begin Working data
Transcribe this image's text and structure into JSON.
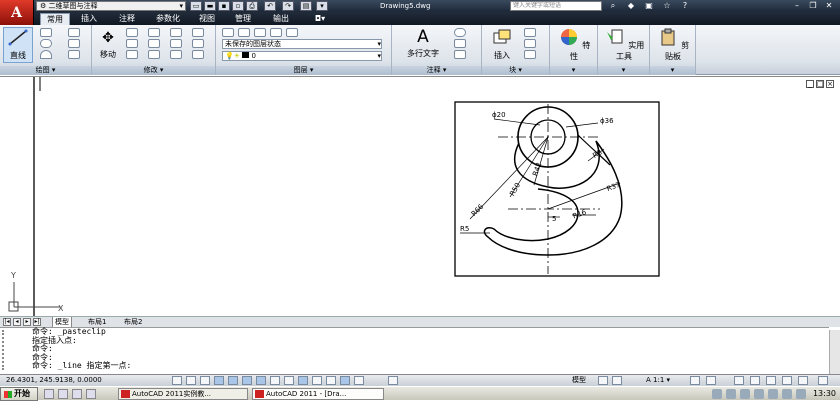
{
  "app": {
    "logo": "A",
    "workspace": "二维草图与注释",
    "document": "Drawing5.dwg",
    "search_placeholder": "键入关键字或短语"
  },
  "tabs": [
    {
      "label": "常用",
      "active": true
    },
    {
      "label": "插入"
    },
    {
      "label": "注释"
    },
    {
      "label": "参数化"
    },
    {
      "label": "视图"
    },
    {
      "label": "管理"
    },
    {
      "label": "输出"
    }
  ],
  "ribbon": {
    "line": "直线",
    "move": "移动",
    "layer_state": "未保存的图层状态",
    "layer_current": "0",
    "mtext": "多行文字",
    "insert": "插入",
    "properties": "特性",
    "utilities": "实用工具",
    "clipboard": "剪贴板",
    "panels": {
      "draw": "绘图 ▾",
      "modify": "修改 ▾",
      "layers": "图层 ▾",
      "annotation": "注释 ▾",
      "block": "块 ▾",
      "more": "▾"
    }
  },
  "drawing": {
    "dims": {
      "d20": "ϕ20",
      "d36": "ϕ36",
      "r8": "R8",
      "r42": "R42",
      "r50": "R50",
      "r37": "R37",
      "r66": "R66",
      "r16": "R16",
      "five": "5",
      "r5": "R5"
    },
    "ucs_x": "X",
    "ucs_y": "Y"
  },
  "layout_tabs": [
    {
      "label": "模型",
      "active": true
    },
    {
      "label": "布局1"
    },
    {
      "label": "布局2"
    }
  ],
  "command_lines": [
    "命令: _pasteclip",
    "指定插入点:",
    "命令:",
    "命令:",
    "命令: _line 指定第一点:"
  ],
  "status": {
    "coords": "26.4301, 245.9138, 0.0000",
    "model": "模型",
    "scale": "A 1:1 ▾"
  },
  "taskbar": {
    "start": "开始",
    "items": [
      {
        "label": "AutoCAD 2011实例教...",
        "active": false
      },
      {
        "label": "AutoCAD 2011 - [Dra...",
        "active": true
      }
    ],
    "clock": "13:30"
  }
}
end Working data
begin Working data
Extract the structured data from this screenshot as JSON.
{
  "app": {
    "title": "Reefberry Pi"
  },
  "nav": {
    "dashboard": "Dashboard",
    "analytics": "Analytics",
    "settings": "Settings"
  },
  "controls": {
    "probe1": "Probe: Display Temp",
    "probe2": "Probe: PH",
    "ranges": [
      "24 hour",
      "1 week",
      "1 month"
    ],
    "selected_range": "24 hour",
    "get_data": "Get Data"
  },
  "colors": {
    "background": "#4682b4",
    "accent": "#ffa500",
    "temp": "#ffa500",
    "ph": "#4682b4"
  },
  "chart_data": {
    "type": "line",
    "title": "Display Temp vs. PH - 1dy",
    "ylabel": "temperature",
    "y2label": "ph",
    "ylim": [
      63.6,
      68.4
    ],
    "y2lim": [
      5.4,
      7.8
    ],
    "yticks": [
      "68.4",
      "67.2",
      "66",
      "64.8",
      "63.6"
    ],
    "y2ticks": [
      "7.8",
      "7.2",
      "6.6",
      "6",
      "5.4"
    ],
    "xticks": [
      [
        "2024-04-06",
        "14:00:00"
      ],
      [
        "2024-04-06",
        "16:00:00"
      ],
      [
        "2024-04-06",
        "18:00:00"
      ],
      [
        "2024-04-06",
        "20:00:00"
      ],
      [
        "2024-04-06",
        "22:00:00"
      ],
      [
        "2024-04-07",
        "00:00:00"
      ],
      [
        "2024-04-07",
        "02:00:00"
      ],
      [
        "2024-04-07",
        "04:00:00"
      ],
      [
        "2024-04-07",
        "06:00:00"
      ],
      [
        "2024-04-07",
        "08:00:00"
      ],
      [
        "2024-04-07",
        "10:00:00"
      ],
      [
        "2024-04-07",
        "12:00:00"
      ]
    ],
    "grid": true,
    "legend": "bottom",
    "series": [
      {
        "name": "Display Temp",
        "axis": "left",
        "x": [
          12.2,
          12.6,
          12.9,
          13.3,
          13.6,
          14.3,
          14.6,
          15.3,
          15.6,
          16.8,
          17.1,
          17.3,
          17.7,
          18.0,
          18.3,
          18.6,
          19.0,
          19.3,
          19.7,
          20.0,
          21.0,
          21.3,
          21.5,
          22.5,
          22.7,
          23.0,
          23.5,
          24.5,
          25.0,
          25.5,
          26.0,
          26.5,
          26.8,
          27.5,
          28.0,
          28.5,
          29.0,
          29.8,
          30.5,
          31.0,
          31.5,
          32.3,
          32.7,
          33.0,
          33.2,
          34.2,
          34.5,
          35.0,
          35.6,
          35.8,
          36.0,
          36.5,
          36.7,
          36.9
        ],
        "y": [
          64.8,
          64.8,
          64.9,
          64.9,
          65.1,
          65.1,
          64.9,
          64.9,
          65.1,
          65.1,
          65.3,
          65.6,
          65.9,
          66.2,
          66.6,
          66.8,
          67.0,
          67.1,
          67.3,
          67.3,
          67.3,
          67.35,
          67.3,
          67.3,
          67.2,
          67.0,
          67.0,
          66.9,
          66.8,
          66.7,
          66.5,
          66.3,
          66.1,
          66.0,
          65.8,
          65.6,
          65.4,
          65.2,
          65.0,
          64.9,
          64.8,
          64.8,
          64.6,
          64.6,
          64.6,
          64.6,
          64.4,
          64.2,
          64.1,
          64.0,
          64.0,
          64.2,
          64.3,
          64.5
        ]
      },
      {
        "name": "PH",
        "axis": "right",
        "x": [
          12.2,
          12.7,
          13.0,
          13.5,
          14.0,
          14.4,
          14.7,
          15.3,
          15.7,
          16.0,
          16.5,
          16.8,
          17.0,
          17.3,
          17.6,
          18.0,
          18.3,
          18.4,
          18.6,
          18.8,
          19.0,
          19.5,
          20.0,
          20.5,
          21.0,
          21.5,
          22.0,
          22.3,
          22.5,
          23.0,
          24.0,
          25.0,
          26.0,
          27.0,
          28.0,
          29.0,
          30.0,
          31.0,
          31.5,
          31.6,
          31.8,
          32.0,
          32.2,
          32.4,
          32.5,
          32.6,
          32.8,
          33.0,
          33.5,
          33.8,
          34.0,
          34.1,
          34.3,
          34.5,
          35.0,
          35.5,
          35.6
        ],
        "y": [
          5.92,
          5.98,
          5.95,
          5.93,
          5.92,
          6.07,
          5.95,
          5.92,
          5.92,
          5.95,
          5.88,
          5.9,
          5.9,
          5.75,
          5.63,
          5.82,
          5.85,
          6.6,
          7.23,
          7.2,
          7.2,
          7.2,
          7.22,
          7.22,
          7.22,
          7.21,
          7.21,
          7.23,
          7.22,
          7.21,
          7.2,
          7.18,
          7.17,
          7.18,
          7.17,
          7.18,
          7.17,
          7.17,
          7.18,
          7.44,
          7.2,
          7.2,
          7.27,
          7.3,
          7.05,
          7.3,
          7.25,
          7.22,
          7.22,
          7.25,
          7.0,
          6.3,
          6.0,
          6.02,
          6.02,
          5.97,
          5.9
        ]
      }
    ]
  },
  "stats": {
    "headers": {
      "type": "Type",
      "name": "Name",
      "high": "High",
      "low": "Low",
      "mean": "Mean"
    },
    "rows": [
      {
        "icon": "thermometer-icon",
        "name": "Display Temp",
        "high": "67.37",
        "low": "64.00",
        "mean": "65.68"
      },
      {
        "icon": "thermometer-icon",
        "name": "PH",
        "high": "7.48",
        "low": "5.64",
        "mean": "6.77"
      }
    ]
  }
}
end Working data
Exercise prompt:
Using the listing above, state the number of lines that hold "true", with no other text.

Solution below:
4